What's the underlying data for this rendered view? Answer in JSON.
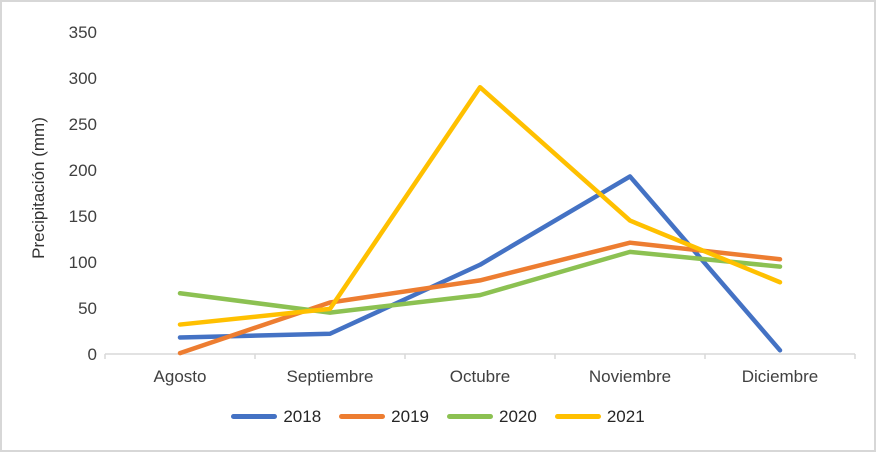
{
  "chart_data": {
    "type": "line",
    "title": "",
    "categories": [
      "Agosto",
      "Septiembre",
      "Octubre",
      "Noviembre",
      "Diciembre"
    ],
    "series": [
      {
        "name": "2018",
        "color": "#4472C4",
        "values": [
          18,
          22,
          97,
          193,
          4
        ]
      },
      {
        "name": "2019",
        "color": "#ED7D31",
        "values": [
          1,
          56,
          80,
          121,
          103
        ]
      },
      {
        "name": "2020",
        "color": "#8CC152",
        "values": [
          66,
          45,
          64,
          111,
          95
        ]
      },
      {
        "name": "2021",
        "color": "#FFC000",
        "values": [
          32,
          49,
          290,
          145,
          78
        ]
      }
    ],
    "xlabel": "",
    "ylabel": "Precipitación (mm)",
    "ylim": [
      0,
      350
    ],
    "ytick_step": 50,
    "grid": false,
    "legend_position": "bottom",
    "axis_color": "#D9D9D9",
    "tick_text_color": "#404040",
    "axis_title_color": "#333333"
  }
}
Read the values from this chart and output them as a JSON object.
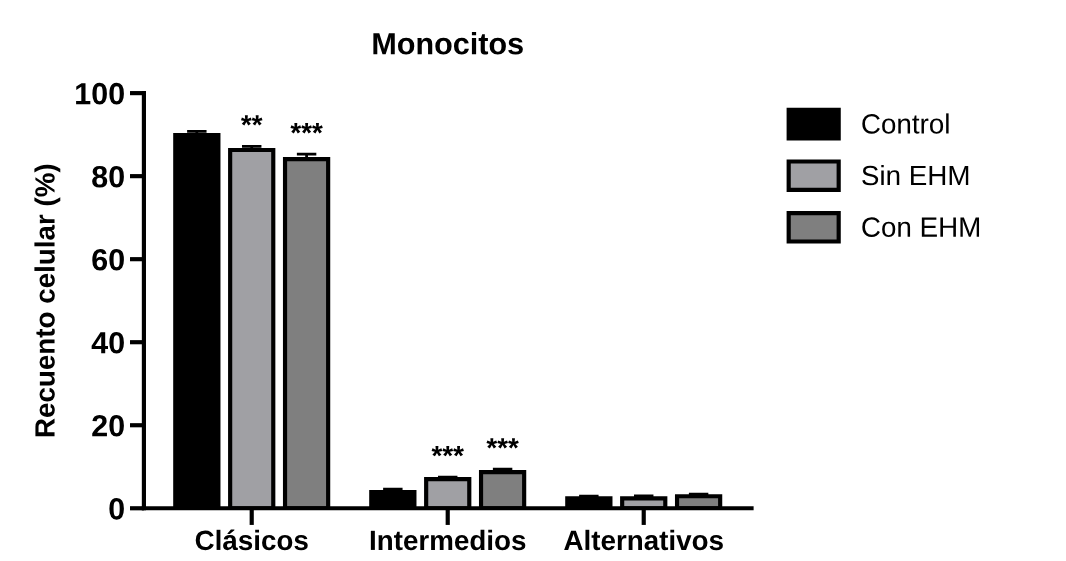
{
  "chart_data": {
    "type": "bar",
    "title": "Monocitos",
    "ylabel": "Recuento celular (%)",
    "categories": [
      "Clásicos",
      "Intermedios",
      "Alternativos"
    ],
    "series": [
      {
        "name": "Control",
        "color": "#000000",
        "values": [
          89.9,
          3.9,
          2.4
        ],
        "errors": [
          0.9,
          0.7,
          0.5
        ]
      },
      {
        "name": "Sin EHM",
        "color": "#a0a0a4",
        "values": [
          86.3,
          7.0,
          2.4
        ],
        "errors": [
          0.9,
          0.5,
          0.6
        ],
        "value_labels": [
          "**",
          "***",
          null
        ]
      },
      {
        "name": "Con EHM",
        "color": "#7f7f7f",
        "values": [
          84.1,
          8.7,
          2.9
        ],
        "errors": [
          1.2,
          0.7,
          0.5
        ],
        "value_labels": [
          "***",
          "***",
          null
        ]
      }
    ],
    "ylim": [
      0,
      100
    ],
    "yticks": [
      0,
      20,
      40,
      60,
      80,
      100
    ],
    "grid": false,
    "legend": "right"
  }
}
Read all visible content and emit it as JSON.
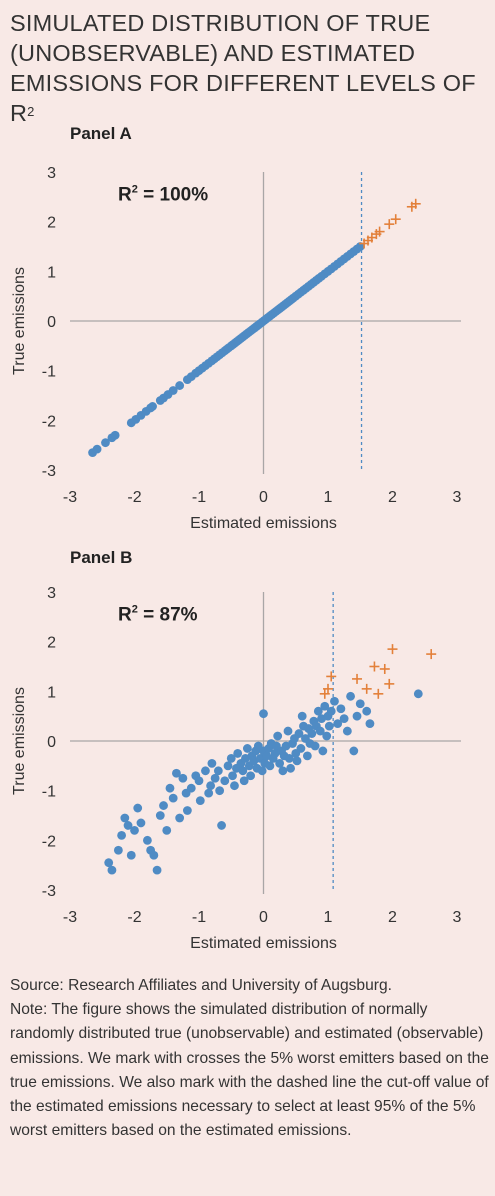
{
  "title": {
    "main": "SIMULATED DISTRIBUTION OF TRUE (UNOBSERVABLE) AND ESTIMATED EMISSIONS FOR DIFFERENT LEVELS OF R",
    "superscript": "2"
  },
  "source": "Source: Research Affiliates and University of Augsburg.",
  "note": "Note: The figure shows the simulated distribution of normally randomly distributed true (unobservable) and estimated (observable) emissions. We mark with crosses the 5% worst emitters based on the true emissions. We also mark with the dashed line the cut-off value of the estimated emissions necessary to select at least 95% of the 5% worst emitters based on the estimated emissions.",
  "colors": {
    "dots": "#4f8bc4",
    "crosses": "#e3803a",
    "axis": "#a9a6a6",
    "cutoff": "#4f8bc4",
    "background": "#f8e9e6"
  },
  "chart_data": [
    {
      "type": "scatter",
      "panel_label": "Panel A",
      "annotation": {
        "prefix": "R",
        "sup": "2",
        "suffix": " = 100%"
      },
      "xlabel": "Estimated emissions",
      "ylabel": "True emissions",
      "xlim": [
        -3,
        3
      ],
      "ylim": [
        -3,
        3
      ],
      "xticks": [
        "-3",
        "-2",
        "-1",
        "0",
        "1",
        "2",
        "3"
      ],
      "yticks": [
        "3",
        "2",
        "1",
        "0",
        "-1",
        "-2",
        "-3"
      ],
      "cutoff_x": 1.52,
      "points": [
        [
          -2.65,
          -2.65
        ],
        [
          -2.58,
          -2.58
        ],
        [
          -2.45,
          -2.45
        ],
        [
          -2.35,
          -2.35
        ],
        [
          -2.3,
          -2.3
        ],
        [
          -2.05,
          -2.05
        ],
        [
          -1.98,
          -1.98
        ],
        [
          -1.9,
          -1.9
        ],
        [
          -1.82,
          -1.82
        ],
        [
          -1.75,
          -1.75
        ],
        [
          -1.72,
          -1.72
        ],
        [
          -1.6,
          -1.6
        ],
        [
          -1.55,
          -1.55
        ],
        [
          -1.48,
          -1.48
        ],
        [
          -1.4,
          -1.4
        ],
        [
          -1.3,
          -1.3
        ],
        [
          -1.18,
          -1.18
        ],
        [
          -1.12,
          -1.12
        ],
        [
          -1.05,
          -1.05
        ],
        [
          -1.0,
          -1.0
        ],
        [
          -0.95,
          -0.95
        ],
        [
          -0.9,
          -0.9
        ],
        [
          -0.85,
          -0.85
        ],
        [
          -0.8,
          -0.8
        ],
        [
          -0.76,
          -0.76
        ],
        [
          -0.72,
          -0.72
        ],
        [
          -0.68,
          -0.68
        ],
        [
          -0.64,
          -0.64
        ],
        [
          -0.6,
          -0.6
        ],
        [
          -0.57,
          -0.57
        ],
        [
          -0.54,
          -0.54
        ],
        [
          -0.5,
          -0.5
        ],
        [
          -0.47,
          -0.47
        ],
        [
          -0.44,
          -0.44
        ],
        [
          -0.41,
          -0.41
        ],
        [
          -0.38,
          -0.38
        ],
        [
          -0.35,
          -0.35
        ],
        [
          -0.32,
          -0.32
        ],
        [
          -0.29,
          -0.29
        ],
        [
          -0.26,
          -0.26
        ],
        [
          -0.23,
          -0.23
        ],
        [
          -0.2,
          -0.2
        ],
        [
          -0.17,
          -0.17
        ],
        [
          -0.14,
          -0.14
        ],
        [
          -0.11,
          -0.11
        ],
        [
          -0.08,
          -0.08
        ],
        [
          -0.05,
          -0.05
        ],
        [
          -0.02,
          -0.02
        ],
        [
          0.01,
          0.01
        ],
        [
          0.04,
          0.04
        ],
        [
          0.07,
          0.07
        ],
        [
          0.1,
          0.1
        ],
        [
          0.13,
          0.13
        ],
        [
          0.16,
          0.16
        ],
        [
          0.19,
          0.19
        ],
        [
          0.22,
          0.22
        ],
        [
          0.25,
          0.25
        ],
        [
          0.28,
          0.28
        ],
        [
          0.31,
          0.31
        ],
        [
          0.34,
          0.34
        ],
        [
          0.37,
          0.37
        ],
        [
          0.4,
          0.4
        ],
        [
          0.43,
          0.43
        ],
        [
          0.46,
          0.46
        ],
        [
          0.5,
          0.5
        ],
        [
          0.54,
          0.54
        ],
        [
          0.58,
          0.58
        ],
        [
          0.62,
          0.62
        ],
        [
          0.66,
          0.66
        ],
        [
          0.7,
          0.7
        ],
        [
          0.74,
          0.74
        ],
        [
          0.78,
          0.78
        ],
        [
          0.82,
          0.82
        ],
        [
          0.86,
          0.86
        ],
        [
          0.9,
          0.9
        ],
        [
          0.95,
          0.95
        ],
        [
          1.0,
          1.0
        ],
        [
          1.05,
          1.05
        ],
        [
          1.1,
          1.1
        ],
        [
          1.15,
          1.15
        ],
        [
          1.2,
          1.2
        ],
        [
          1.25,
          1.25
        ],
        [
          1.3,
          1.3
        ],
        [
          1.35,
          1.35
        ],
        [
          1.4,
          1.4
        ],
        [
          1.45,
          1.45
        ],
        [
          1.5,
          1.5
        ]
      ],
      "crosses": [
        [
          1.56,
          1.56
        ],
        [
          1.62,
          1.62
        ],
        [
          1.68,
          1.68
        ],
        [
          1.75,
          1.75
        ],
        [
          1.8,
          1.8
        ],
        [
          1.95,
          1.95
        ],
        [
          2.05,
          2.05
        ],
        [
          2.3,
          2.3
        ],
        [
          2.36,
          2.36
        ]
      ]
    },
    {
      "type": "scatter",
      "panel_label": "Panel B",
      "annotation": {
        "prefix": "R",
        "sup": "2",
        "suffix": " = 87%"
      },
      "xlabel": "Estimated emissions",
      "ylabel": "True emissions",
      "xlim": [
        -3,
        3
      ],
      "ylim": [
        -3,
        3
      ],
      "xticks": [
        "-3",
        "-2",
        "-1",
        "0",
        "1",
        "2",
        "3"
      ],
      "yticks": [
        "3",
        "2",
        "1",
        "0",
        "-1",
        "-2",
        "-3"
      ],
      "cutoff_x": 1.08,
      "points": [
        [
          -2.4,
          -2.45
        ],
        [
          -2.35,
          -2.6
        ],
        [
          -2.25,
          -2.2
        ],
        [
          -2.2,
          -1.9
        ],
        [
          -2.15,
          -1.55
        ],
        [
          -2.1,
          -1.7
        ],
        [
          -2.05,
          -2.3
        ],
        [
          -2.0,
          -1.8
        ],
        [
          -1.95,
          -1.35
        ],
        [
          -1.9,
          -1.65
        ],
        [
          -1.8,
          -2.0
        ],
        [
          -1.75,
          -2.2
        ],
        [
          -1.7,
          -2.3
        ],
        [
          -1.65,
          -2.6
        ],
        [
          -1.6,
          -1.5
        ],
        [
          -1.55,
          -1.3
        ],
        [
          -1.5,
          -1.8
        ],
        [
          -1.45,
          -0.95
        ],
        [
          -1.4,
          -1.15
        ],
        [
          -1.35,
          -0.65
        ],
        [
          -1.3,
          -1.55
        ],
        [
          -1.25,
          -0.75
        ],
        [
          -1.2,
          -1.05
        ],
        [
          -1.18,
          -1.4
        ],
        [
          -1.12,
          -0.95
        ],
        [
          -1.05,
          -0.7
        ],
        [
          -1.0,
          -0.8
        ],
        [
          -0.98,
          -1.2
        ],
        [
          -0.9,
          -0.6
        ],
        [
          -0.85,
          -1.05
        ],
        [
          -0.82,
          -0.9
        ],
        [
          -0.8,
          -0.45
        ],
        [
          -0.75,
          -0.75
        ],
        [
          -0.7,
          -0.6
        ],
        [
          -0.68,
          -1.0
        ],
        [
          -0.65,
          -1.7
        ],
        [
          -0.6,
          -0.8
        ],
        [
          -0.55,
          -0.5
        ],
        [
          -0.5,
          -0.35
        ],
        [
          -0.48,
          -0.7
        ],
        [
          -0.45,
          -0.9
        ],
        [
          -0.42,
          -0.55
        ],
        [
          -0.4,
          -0.25
        ],
        [
          -0.35,
          -0.45
        ],
        [
          -0.32,
          -0.6
        ],
        [
          -0.3,
          -0.8
        ],
        [
          -0.28,
          -0.35
        ],
        [
          -0.25,
          -0.15
        ],
        [
          -0.22,
          -0.5
        ],
        [
          -0.2,
          -0.7
        ],
        [
          -0.18,
          -0.3
        ],
        [
          -0.15,
          -0.4
        ],
        [
          -0.12,
          -0.2
        ],
        [
          -0.1,
          -0.55
        ],
        [
          -0.08,
          -0.1
        ],
        [
          -0.05,
          -0.35
        ],
        [
          -0.02,
          -0.6
        ],
        [
          0.0,
          0.55
        ],
        [
          0.0,
          -0.2
        ],
        [
          0.02,
          -0.45
        ],
        [
          0.05,
          -0.3
        ],
        [
          0.08,
          -0.15
        ],
        [
          0.1,
          -0.5
        ],
        [
          0.12,
          -0.05
        ],
        [
          0.15,
          -0.35
        ],
        [
          0.18,
          -0.25
        ],
        [
          0.2,
          -0.1
        ],
        [
          0.22,
          0.1
        ],
        [
          0.25,
          -0.45
        ],
        [
          0.28,
          -0.2
        ],
        [
          0.3,
          -0.6
        ],
        [
          0.32,
          -0.3
        ],
        [
          0.35,
          -0.1
        ],
        [
          0.38,
          0.2
        ],
        [
          0.4,
          -0.35
        ],
        [
          0.42,
          -0.55
        ],
        [
          0.45,
          -0.05
        ],
        [
          0.48,
          0.05
        ],
        [
          0.5,
          -0.25
        ],
        [
          0.52,
          -0.4
        ],
        [
          0.55,
          0.15
        ],
        [
          0.58,
          -0.15
        ],
        [
          0.6,
          0.5
        ],
        [
          0.62,
          0.3
        ],
        [
          0.65,
          0.05
        ],
        [
          0.68,
          -0.3
        ],
        [
          0.7,
          0.25
        ],
        [
          0.72,
          -0.05
        ],
        [
          0.75,
          0.15
        ],
        [
          0.78,
          0.4
        ],
        [
          0.8,
          -0.1
        ],
        [
          0.82,
          0.3
        ],
        [
          0.85,
          0.6
        ],
        [
          0.88,
          0.2
        ],
        [
          0.9,
          0.45
        ],
        [
          0.92,
          -0.2
        ],
        [
          0.95,
          0.7
        ],
        [
          0.98,
          0.1
        ],
        [
          1.0,
          0.5
        ],
        [
          1.02,
          0.3
        ],
        [
          1.05,
          0.6
        ],
        [
          1.1,
          0.8
        ],
        [
          1.15,
          0.35
        ],
        [
          1.2,
          0.65
        ],
        [
          1.25,
          0.45
        ],
        [
          1.3,
          0.2
        ],
        [
          1.35,
          0.9
        ],
        [
          1.4,
          -0.2
        ],
        [
          1.45,
          0.5
        ],
        [
          1.5,
          0.75
        ],
        [
          1.6,
          0.6
        ],
        [
          1.65,
          0.35
        ],
        [
          2.4,
          0.95
        ]
      ],
      "crosses": [
        [
          0.95,
          0.95
        ],
        [
          1.0,
          1.05
        ],
        [
          1.05,
          1.3
        ],
        [
          1.45,
          1.25
        ],
        [
          1.6,
          1.05
        ],
        [
          1.72,
          1.5
        ],
        [
          1.78,
          0.95
        ],
        [
          1.88,
          1.45
        ],
        [
          1.95,
          1.15
        ],
        [
          2.0,
          1.85
        ],
        [
          2.6,
          1.75
        ]
      ]
    }
  ]
}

++++

**INSTRUCTION:** Only lines with "ylabel" are wanted here; list each of them.

**RESPONSE TO THE TASK:**
    "ylabel": "Precipitación (mm)",
    "ylabel": "Recuento celular (%)",
      "ylabel": "True emissions",
      "ylabel": "True emissions",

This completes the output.